**To be done**
For each line below that includes the word "facebook", make a copy.

>> BEGIN Records

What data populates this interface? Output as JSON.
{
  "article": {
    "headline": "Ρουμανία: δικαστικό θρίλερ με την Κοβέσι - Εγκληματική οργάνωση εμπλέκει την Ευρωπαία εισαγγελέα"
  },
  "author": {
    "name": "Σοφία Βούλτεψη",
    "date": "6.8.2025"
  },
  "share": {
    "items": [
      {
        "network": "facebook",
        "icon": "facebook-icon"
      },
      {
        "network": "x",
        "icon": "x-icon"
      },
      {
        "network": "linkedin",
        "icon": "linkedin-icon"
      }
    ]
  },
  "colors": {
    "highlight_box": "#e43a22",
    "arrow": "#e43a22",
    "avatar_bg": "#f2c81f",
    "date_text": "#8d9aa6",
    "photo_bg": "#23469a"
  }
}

>> END Records

**Task result**
        "network": "facebook",
        "icon": "facebook-icon"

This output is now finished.